## start

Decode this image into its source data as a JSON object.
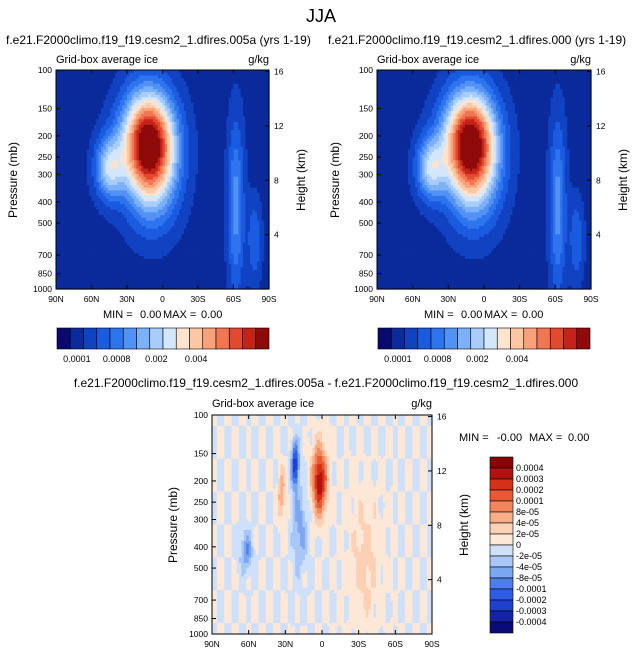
{
  "figure": {
    "main_title": "JJA"
  },
  "colors": {
    "abs_levels": [
      "#0a0a6e",
      "#0b2a9b",
      "#1042c2",
      "#1a5be0",
      "#2f74ef",
      "#5292f5",
      "#7cb0f8",
      "#a9cdfb",
      "#d2e6fc",
      "#fde4cf",
      "#fcc8a4",
      "#f9a27a",
      "#f27652",
      "#e2492e",
      "#c42418",
      "#8f0a0a"
    ],
    "diff_levels": [
      "#0a0a78",
      "#1422a8",
      "#1f3fcf",
      "#2d5de6",
      "#4a7fed",
      "#7aa6f2",
      "#a8c7f7",
      "#cfe1fa",
      "#fde8d8",
      "#fbd0b4",
      "#f8ad86",
      "#f2865a",
      "#e85a33",
      "#d43116",
      "#b41212",
      "#870707"
    ],
    "frame": "#000000"
  },
  "chart_data": [
    {
      "type": "heatmap",
      "panel": "top-left",
      "title": "f.e21.F2000climo.f19_f19.cesm2_1.dfires.005a (yrs 1-19)",
      "subtitle_left": "Grid-box average ice",
      "units": "g/kg",
      "ylabel": "Pressure (mb)",
      "ylabel_right": "Height (km)",
      "x_ticks": [
        "90N",
        "60N",
        "30N",
        "0",
        "30S",
        "60S",
        "90S"
      ],
      "y_ticks": [
        "100",
        "150",
        "200",
        "250",
        "300",
        "400",
        "500",
        "700",
        "850",
        "1000"
      ],
      "y_ticks_right": [
        "16",
        "12",
        "8",
        "4"
      ],
      "stats": {
        "min_label": "MIN =",
        "min": "0.00",
        "max_label": "MAX =",
        "max": "0.00"
      },
      "colorbar": {
        "labels": [
          "0.0001",
          "0.0008",
          "0.002",
          "0.004"
        ],
        "n_levels": 16
      },
      "field": {
        "background_level": 1,
        "blobs": [
          {
            "lat": 12,
            "p": 210,
            "wlat": 22,
            "wp": 110,
            "amp": 14
          },
          {
            "lat": 45,
            "p": 280,
            "wlat": 12,
            "wp": 90,
            "amp": 6
          },
          {
            "lat": 8,
            "p": 330,
            "wlat": 22,
            "wp": 180,
            "amp": 4
          },
          {
            "lat": -62,
            "p": 420,
            "wlat": 7,
            "wp": 380,
            "amp": 4
          },
          {
            "lat": -78,
            "p": 600,
            "wlat": 6,
            "wp": 260,
            "amp": 2.5
          }
        ]
      }
    },
    {
      "type": "heatmap",
      "panel": "top-right",
      "title": "f.e21.F2000climo.f19_f19.cesm2_1.dfires.000 (yrs 1-19)",
      "subtitle_left": "Grid-box average ice",
      "units": "g/kg",
      "ylabel": "Pressure (mb)",
      "ylabel_right": "Height (km)",
      "x_ticks": [
        "90N",
        "60N",
        "30N",
        "0",
        "30S",
        "60S",
        "90S"
      ],
      "y_ticks": [
        "100",
        "150",
        "200",
        "250",
        "300",
        "400",
        "500",
        "700",
        "850",
        "1000"
      ],
      "y_ticks_right": [
        "16",
        "12",
        "8",
        "4"
      ],
      "stats": {
        "min_label": "MIN =",
        "min": "0.00",
        "max_label": "MAX =",
        "max": "0.00"
      },
      "colorbar": {
        "labels": [
          "0.0001",
          "0.0008",
          "0.002",
          "0.004"
        ],
        "n_levels": 16
      },
      "field": {
        "background_level": 1,
        "blobs": [
          {
            "lat": 12,
            "p": 210,
            "wlat": 22,
            "wp": 110,
            "amp": 14
          },
          {
            "lat": 45,
            "p": 280,
            "wlat": 12,
            "wp": 90,
            "amp": 6
          },
          {
            "lat": 8,
            "p": 330,
            "wlat": 22,
            "wp": 180,
            "amp": 4
          },
          {
            "lat": -62,
            "p": 420,
            "wlat": 7,
            "wp": 380,
            "amp": 4
          },
          {
            "lat": -78,
            "p": 600,
            "wlat": 6,
            "wp": 260,
            "amp": 2.5
          }
        ]
      }
    },
    {
      "type": "heatmap",
      "panel": "bottom-difference",
      "title": "f.e21.F2000climo.f19_f19.cesm2_1.dfires.005a - f.e21.F2000climo.f19_f19.cesm2_1.dfires.000",
      "subtitle_left": "Grid-box average ice",
      "units": "g/kg",
      "ylabel": "Pressure (mb)",
      "ylabel_right": "Height (km)",
      "x_ticks": [
        "90N",
        "60N",
        "30N",
        "0",
        "30S",
        "60S",
        "90S"
      ],
      "y_ticks": [
        "100",
        "150",
        "200",
        "250",
        "300",
        "400",
        "500",
        "700",
        "850",
        "1000"
      ],
      "y_ticks_right": [
        "16",
        "12",
        "8",
        "4"
      ],
      "stats": {
        "min_label": "MIN =",
        "min": "-0.00",
        "max_label": "MAX =",
        "max": "0.00"
      },
      "colorbar": {
        "labels": [
          "0.0004",
          "0.0003",
          "0.0002",
          "0.0001",
          "8e-05",
          "4e-05",
          "2e-05",
          "0",
          "-2e-05",
          "-4e-05",
          "-8e-05",
          "-0.0001",
          "-0.0002",
          "-0.0003",
          "-0.0004"
        ],
        "n_levels": 16
      },
      "field": {
        "blobs": [
          {
            "lat": 2,
            "p": 200,
            "wlat": 6,
            "wp": 70,
            "amp": 7
          },
          {
            "lat": 22,
            "p": 170,
            "wlat": 3,
            "wp": 40,
            "amp": -6
          },
          {
            "lat": 33,
            "p": 230,
            "wlat": 3,
            "wp": 60,
            "amp": 3
          },
          {
            "lat": 62,
            "p": 420,
            "wlat": 5,
            "wp": 90,
            "amp": -3
          },
          {
            "lat": 18,
            "p": 330,
            "wlat": 6,
            "wp": 140,
            "amp": -2.5
          },
          {
            "lat": -35,
            "p": 450,
            "wlat": 12,
            "wp": 300,
            "amp": 1.5
          }
        ]
      }
    }
  ]
}
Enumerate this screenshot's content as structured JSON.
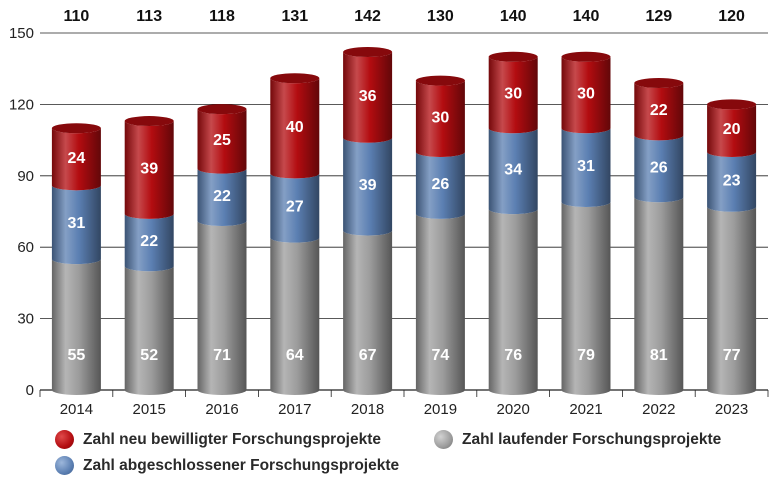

## end

- Description of the task:
None of the pictures should appear; repeat the records exactly otherwise.

- Task result:
Decode this image into its source data as a JSON object.
{
  "figure": {
    "main_title": "JJA"
  },
  "colors": {
    "abs_levels": [
      "#0a0a6e",
      "#0b2a9b",
      "#1042c2",
      "#1a5be0",
      "#2f74ef",
      "#5292f5",
      "#7cb0f8",
      "#a9cdfb",
      "#d2e6fc",
      "#fde4cf",
      "#fcc8a4",
      "#f9a27a",
      "#f27652",
      "#e2492e",
      "#c42418",
      "#8f0a0a"
    ],
    "diff_levels": [
      "#0a0a78",
      "#1422a8",
      "#1f3fcf",
      "#2d5de6",
      "#4a7fed",
      "#7aa6f2",
      "#a8c7f7",
      "#cfe1fa",
      "#fde8d8",
      "#fbd0b4",
      "#f8ad86",
      "#f2865a",
      "#e85a33",
      "#d43116",
      "#b41212",
      "#870707"
    ],
    "frame": "#000000"
  },
  "chart_data": [
    {
      "type": "heatmap",
      "panel": "top-left",
      "title": "f.e21.F2000climo.f19_f19.cesm2_1.dfires.005a (yrs 1-19)",
      "subtitle_left": "Grid-box average ice",
      "units": "g/kg",
      "ylabel": "Pressure (mb)",
      "ylabel_right": "Height (km)",
      "x_ticks": [
        "90N",
        "60N",
        "30N",
        "0",
        "30S",
        "60S",
        "90S"
      ],
      "y_ticks": [
        "100",
        "150",
        "200",
        "250",
        "300",
        "400",
        "500",
        "700",
        "850",
        "1000"
      ],
      "y_ticks_right": [
        "16",
        "12",
        "8",
        "4"
      ],
      "stats": {
        "min_label": "MIN =",
        "min": "0.00",
        "max_label": "MAX =",
        "max": "0.00"
      },
      "colorbar": {
        "labels": [
          "0.0001",
          "0.0008",
          "0.002",
          "0.004"
        ],
        "n_levels": 16
      },
      "field": {
        "background_level": 1,
        "blobs": [
          {
            "lat": 12,
            "p": 210,
            "wlat": 22,
            "wp": 110,
            "amp": 14
          },
          {
            "lat": 45,
            "p": 280,
            "wlat": 12,
            "wp": 90,
            "amp": 6
          },
          {
            "lat": 8,
            "p": 330,
            "wlat": 22,
            "wp": 180,
            "amp": 4
          },
          {
            "lat": -62,
            "p": 420,
            "wlat": 7,
            "wp": 380,
            "amp": 4
          },
          {
            "lat": -78,
            "p": 600,
            "wlat": 6,
            "wp": 260,
            "amp": 2.5
          }
        ]
      }
    },
    {
      "type": "heatmap",
      "panel": "top-right",
      "title": "f.e21.F2000climo.f19_f19.cesm2_1.dfires.000 (yrs 1-19)",
      "subtitle_left": "Grid-box average ice",
      "units": "g/kg",
      "ylabel": "Pressure (mb)",
      "ylabel_right": "Height (km)",
      "x_ticks": [
        "90N",
        "60N",
        "30N",
        "0",
        "30S",
        "60S",
        "90S"
      ],
      "y_ticks": [
        "100",
        "150",
        "200",
        "250",
        "300",
        "400",
        "500",
        "700",
        "850",
        "1000"
      ],
      "y_ticks_right": [
        "16",
        "12",
        "8",
        "4"
      ],
      "stats": {
        "min_label": "MIN =",
        "min": "0.00",
        "max_label": "MAX =",
        "max": "0.00"
      },
      "colorbar": {
        "labels": [
          "0.0001",
          "0.0008",
          "0.002",
          "0.004"
        ],
        "n_levels": 16
      },
      "field": {
        "background_level": 1,
        "blobs": [
          {
            "lat": 12,
            "p": 210,
            "wlat": 22,
            "wp": 110,
            "amp": 14
          },
          {
            "lat": 45,
            "p": 280,
            "wlat": 12,
            "wp": 90,
            "amp": 6
          },
          {
            "lat": 8,
            "p": 330,
            "wlat": 22,
            "wp": 180,
            "amp": 4
          },
          {
            "lat": -62,
            "p": 420,
            "wlat": 7,
            "wp": 380,
            "amp": 4
          },
          {
            "lat": -78,
            "p": 600,
            "wlat": 6,
            "wp": 260,
            "amp": 2.5
          }
        ]
      }
    },
    {
      "type": "heatmap",
      "panel": "bottom-difference",
      "title": "f.e21.F2000climo.f19_f19.cesm2_1.dfires.005a - f.e21.F2000climo.f19_f19.cesm2_1.dfires.000",
      "subtitle_left": "Grid-box average ice",
      "units": "g/kg",
      "ylabel": "Pressure (mb)",
      "ylabel_right": "Height (km)",
      "x_ticks": [
        "90N",
        "60N",
        "30N",
        "0",
        "30S",
        "60S",
        "90S"
      ],
      "y_ticks": [
        "100",
        "150",
        "200",
        "250",
        "300",
        "400",
        "500",
        "700",
        "850",
        "1000"
      ],
      "y_ticks_right": [
        "16",
        "12",
        "8",
        "4"
      ],
      "stats": {
        "min_label": "MIN =",
        "min": "-0.00",
        "max_label": "MAX =",
        "max": "0.00"
      },
      "colorbar": {
        "labels": [
          "0.0004",
          "0.0003",
          "0.0002",
          "0.0001",
          "8e-05",
          "4e-05",
          "2e-05",
          "0",
          "-2e-05",
          "-4e-05",
          "-8e-05",
          "-0.0001",
          "-0.0002",
          "-0.0003",
          "-0.0004"
        ],
        "n_levels": 16
      },
      "field": {
        "blobs": [
          {
            "lat": 2,
            "p": 200,
            "wlat": 6,
            "wp": 70,
            "amp": 7
          },
          {
            "lat": 22,
            "p": 170,
            "wlat": 3,
            "wp": 40,
            "amp": -6
          },
          {
            "lat": 33,
            "p": 230,
            "wlat": 3,
            "wp": 60,
            "amp": 3
          },
          {
            "lat": 62,
            "p": 420,
            "wlat": 5,
            "wp": 90,
            "amp": -3
          },
          {
            "lat": 18,
            "p": 330,
            "wlat": 6,
            "wp": 140,
            "amp": -2.5
          },
          {
            "lat": -35,
            "p": 450,
            "wlat": 12,
            "wp": 300,
            "amp": 1.5
          }
        ]
      }
    }
  ]
}
Enumerate this screenshot's content as structured JSON.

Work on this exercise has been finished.